Task prompt: Omit all pictures. Copy the rest of the material exactly.

Raw records:

::::::

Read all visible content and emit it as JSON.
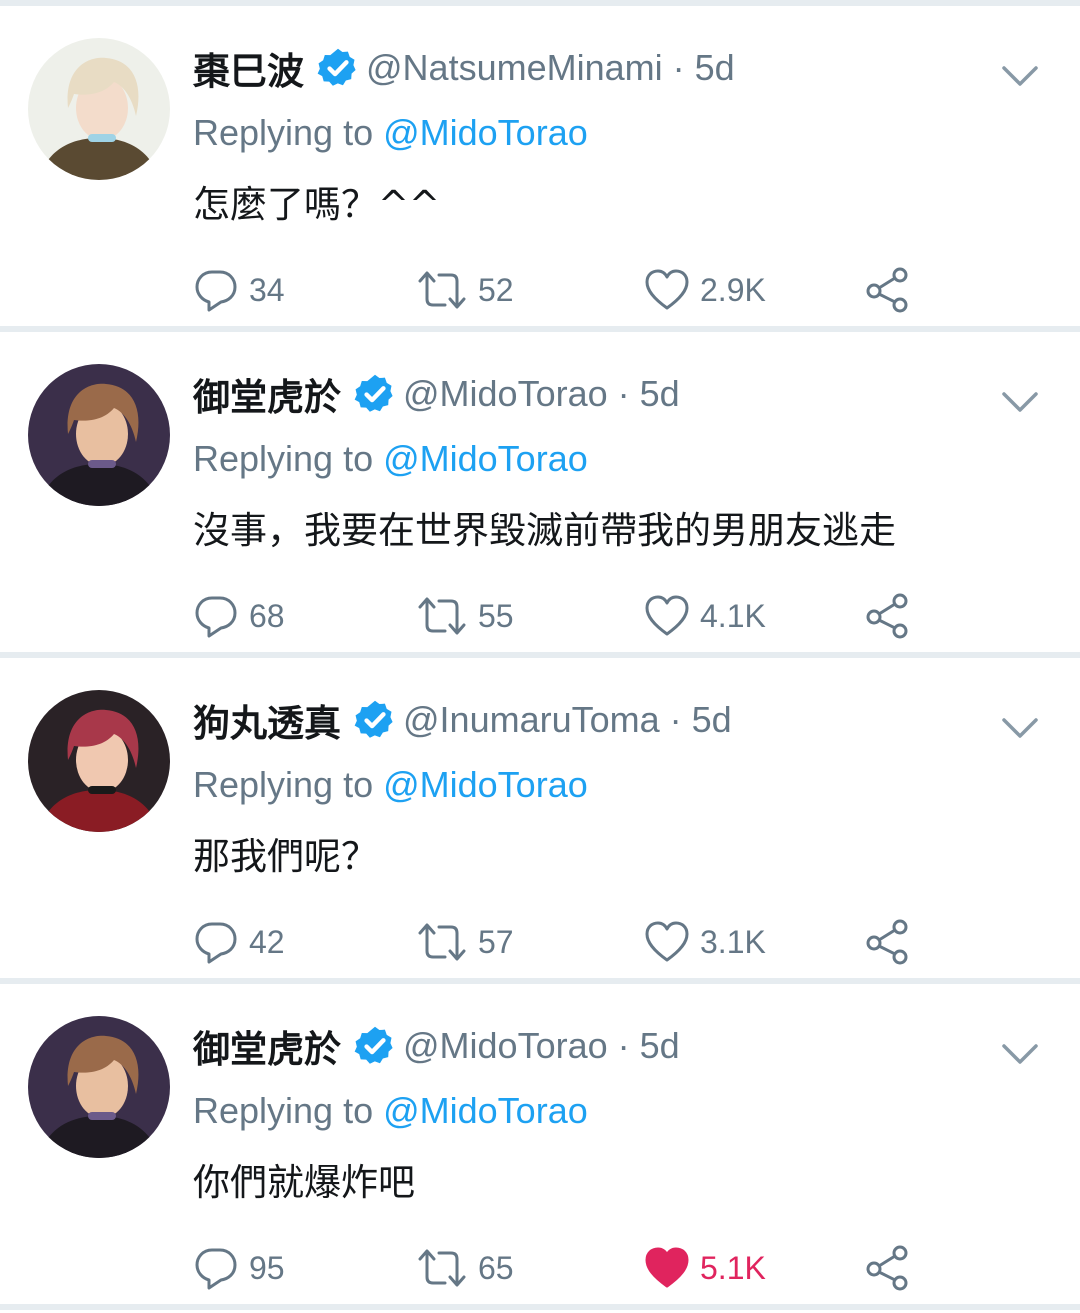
{
  "tweets": [
    {
      "name": "棗巳波",
      "handle": "@NatsumeMinami",
      "dot": "·",
      "time": "5d",
      "replying_prefix": "Replying to ",
      "replying_to": "@MidoTorao",
      "text": "怎麼了嗎？^^",
      "replies": "34",
      "retweets": "52",
      "likes": "2.9K",
      "liked": false,
      "avatar_palette": {
        "bg": "#eef0ea",
        "hair": "#e8dcc4",
        "skin": "#f3dccb",
        "cloth": "#5a4a32",
        "accent": "#9fd3e6"
      }
    },
    {
      "name": "御堂虎於",
      "handle": "@MidoTorao",
      "dot": "·",
      "time": "5d",
      "replying_prefix": "Replying to ",
      "replying_to": "@MidoTorao",
      "text": "沒事，我要在世界毀滅前帶我的男朋友逃走",
      "replies": "68",
      "retweets": "55",
      "likes": "4.1K",
      "liked": false,
      "avatar_palette": {
        "bg": "#3b2f4a",
        "hair": "#9a6a4a",
        "skin": "#e8bfa0",
        "cloth": "#1e1a22",
        "accent": "#6b5a8a"
      }
    },
    {
      "name": "狗丸透真",
      "handle": "@InumaruToma",
      "dot": "·",
      "time": "5d",
      "replying_prefix": "Replying to ",
      "replying_to": "@MidoTorao",
      "text": "那我們呢？",
      "replies": "42",
      "retweets": "57",
      "likes": "3.1K",
      "liked": false,
      "avatar_palette": {
        "bg": "#2a2226",
        "hair": "#a8384a",
        "skin": "#f0c8b0",
        "cloth": "#8a1c24",
        "accent": "#1a1a1a"
      }
    },
    {
      "name": "御堂虎於",
      "handle": "@MidoTorao",
      "dot": "·",
      "time": "5d",
      "replying_prefix": "Replying to ",
      "replying_to": "@MidoTorao",
      "text": "你們就爆炸吧",
      "replies": "95",
      "retweets": "65",
      "likes": "5.1K",
      "liked": true,
      "avatar_palette": {
        "bg": "#3b2f4a",
        "hair": "#9a6a4a",
        "skin": "#e8bfa0",
        "cloth": "#1e1a22",
        "accent": "#6b5a8a"
      }
    }
  ],
  "icons": {
    "verified": "verified-badge-icon",
    "chevron": "chevron-down-icon",
    "reply": "reply-icon",
    "retweet": "retweet-icon",
    "like": "heart-icon",
    "share": "share-icon"
  },
  "colors": {
    "name": "#14171a",
    "muted": "#657786",
    "mention": "#1da1f2",
    "verified": "#1da1f2",
    "liked": "#e0245e",
    "divider": "#e6ecf0"
  }
}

::::::

Output of the exercise:
Read all visible content and emit it as JSON.
{
  "tweets": [
    {
      "name": "棗巳波",
      "handle": "@NatsumeMinami",
      "dot": "·",
      "time": "5d",
      "replying_prefix": "Replying to ",
      "replying_to": "@MidoTorao",
      "text": "怎麼了嗎？^^",
      "replies": "34",
      "retweets": "52",
      "likes": "2.9K",
      "liked": false,
      "avatar_palette": {
        "bg": "#eef0ea",
        "hair": "#e8dcc4",
        "skin": "#f3dccb",
        "cloth": "#5a4a32",
        "accent": "#9fd3e6"
      }
    },
    {
      "name": "御堂虎於",
      "handle": "@MidoTorao",
      "dot": "·",
      "time": "5d",
      "replying_prefix": "Replying to ",
      "replying_to": "@MidoTorao",
      "text": "沒事，我要在世界毀滅前帶我的男朋友逃走",
      "replies": "68",
      "retweets": "55",
      "likes": "4.1K",
      "liked": false,
      "avatar_palette": {
        "bg": "#3b2f4a",
        "hair": "#9a6a4a",
        "skin": "#e8bfa0",
        "cloth": "#1e1a22",
        "accent": "#6b5a8a"
      }
    },
    {
      "name": "狗丸透真",
      "handle": "@InumaruToma",
      "dot": "·",
      "time": "5d",
      "replying_prefix": "Replying to ",
      "replying_to": "@MidoTorao",
      "text": "那我們呢？",
      "replies": "42",
      "retweets": "57",
      "likes": "3.1K",
      "liked": false,
      "avatar_palette": {
        "bg": "#2a2226",
        "hair": "#a8384a",
        "skin": "#f0c8b0",
        "cloth": "#8a1c24",
        "accent": "#1a1a1a"
      }
    },
    {
      "name": "御堂虎於",
      "handle": "@MidoTorao",
      "dot": "·",
      "time": "5d",
      "replying_prefix": "Replying to ",
      "replying_to": "@MidoTorao",
      "text": "你們就爆炸吧",
      "replies": "95",
      "retweets": "65",
      "likes": "5.1K",
      "liked": true,
      "avatar_palette": {
        "bg": "#3b2f4a",
        "hair": "#9a6a4a",
        "skin": "#e8bfa0",
        "cloth": "#1e1a22",
        "accent": "#6b5a8a"
      }
    }
  ],
  "icons": {
    "verified": "verified-badge-icon",
    "chevron": "chevron-down-icon",
    "reply": "reply-icon",
    "retweet": "retweet-icon",
    "like": "heart-icon",
    "share": "share-icon"
  },
  "colors": {
    "name": "#14171a",
    "muted": "#657786",
    "mention": "#1da1f2",
    "verified": "#1da1f2",
    "liked": "#e0245e",
    "divider": "#e6ecf0"
  }
}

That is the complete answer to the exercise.